[Texto fornecido]:
Análise: The Magnificent Trufflepigs

O género “walking simulator” pode não ter uma opinião consensual dentro da comunidade gaming, podemos até discutir se são verdadeiramente jogos, já que a maioria está mais perto de uma experiência interactiva do que de um jogo. Mas aquilo que não podemos negar é que o género tem contado com excelentes propostas e dentro das boas propostas está um jogo por vezes esquecido chamado Everybody’s Gone to the Rapture. The Magnificent Trufflepigs vem da mesma mente brilhante do lider de design Andrew Crawshaw.

O cenário de uma pequena vila repete-se aqui em The Magnificent Trufflepigs, desta vez na pequena vila britânica de Stanning e foca-se em duas personagens, Beth e Adam. The Magnificent Trufflepigs acaba por contar com mais interactividade que a maioria dos jogos do género, com o jogador a partir numa caçada a um brinco desaperecido com a ajuda de um detetor de metais. Do ponto de vista do jogo, isto pouco mais significa do que vasculhar os campos à procura de um tesouro escondido. O jogador tem que usar o detector para cobrir os campos antes que a bateria acabe, usando uma pá e uma espátula para desenterrar aquilo que vai sendo marcado.

Tudo isto faz de The Magnificent Trufflepigs mais “jogo” do que a maioria dos títulos do género e acaba por ser até bastante relaxante. No entanto, o foco principal do jogo é mais sobre o relacionamento entre Adam e Beth e menos sobre mecânicas de jogo. Cada descoberta no campo resulta numa mensagem de texto ou chamada de rádio com Beth, enquanto o jogo é estruturado em dias com intervalos para o almoço. Não há nada de errado com isso e a história e personagens são normalmente o foco destes jogos, mas convém ter isso em mente antes de pensar em comprar o jogo.

Não existe muito que separe os jogos deste género de outros géneros de aventura point-and-click, pelo menos com os mais modernos da TellTale por exemplo. Existe no entanto um enfâse no diálogo aqui em The Magnificent Trufflepigs e a história progride e o mundo é criado e expandido essencialmente através dos diálogos entre as personagens. Algumas das conversas são realmente interessantes e criam um verdadeiro mistério à volta desta vila, misturando mortes, desaparecimentos e até avistamentos de OVNIs. Mas o jogo não se fica por esses temas e pode ser realmente o retrato daquilo que é viver numa pequena vila, onde o conforto se mistura com o sufoco.

Apesar dos pontos positivos, seria de esperar que um jogo tão focado no diálogo tivesse uma escrita ligeiramente melhor. Comparado com o melhor que já vimos do género acaba por ficar uns degraus abaixo nesse departamento, que é também onde se foca mais. Felizmente é um jogo bem conseguido visualmente e em termos das performances de vozes é soberbo e acabam por salvar alguns momentos do jogo que para ser sincero não fazem grande sentido.

The Magnificent Trufflepigs pode não atingir todo o seu potencial, mas tem elementos bem conseguidos. Se são fãs do género é uma boa proposta, mas que podem esperar até uma promoção.

[Enunciado 1]:
Responda às perguntas seguintes com base na análise:
(a) Em que vila se passa The Magnificent Trufflepigs?
(b) Que objeto procura o jogador com o detetor de metais?
(c) Como está estruturado o jogo no tempo?
[Enunciado 2]: Reescreva tudo o que vai de "Não existe muito" até "com o sufoco." na análise, trocando "OVNIs" por "extraterrestres".

[Material de origem]:

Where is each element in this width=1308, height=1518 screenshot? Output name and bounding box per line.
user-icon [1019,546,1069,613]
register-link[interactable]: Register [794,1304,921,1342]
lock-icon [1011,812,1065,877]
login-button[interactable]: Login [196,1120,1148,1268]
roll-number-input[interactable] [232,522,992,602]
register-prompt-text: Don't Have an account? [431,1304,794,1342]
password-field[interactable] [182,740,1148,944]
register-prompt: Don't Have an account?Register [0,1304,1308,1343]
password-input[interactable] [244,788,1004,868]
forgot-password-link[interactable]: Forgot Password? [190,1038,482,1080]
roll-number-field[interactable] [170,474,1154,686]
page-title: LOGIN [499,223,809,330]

[Resposta 1]:
(a) Na pequena vila britânica de Stanning.
(b) Um brinco desaparecido.
(c) Em dias, com intervalos para o almoço.

[Resposta 2]:
Não existe muito que separe os jogos deste género de outros géneros de aventura point-and-click, pelo menos com os mais modernos da TellTale por exemplo. Existe no entanto um enfâse no diálogo aqui em The Magnificent Trufflepigs e a história progride e o mundo é criado e expandido essencialmente através dos diálogos entre as personagens. Algumas das conversas são realmente interessantes e criam um verdadeiro mistério à volta desta vila, misturando mortes, desaparecimentos e até avistamentos de extraterrestres. Mas o jogo não se fica por esses temas e pode ser realmente o retrato daquilo que é viver numa pequena vila, onde o conforto se mistura com o sufoco.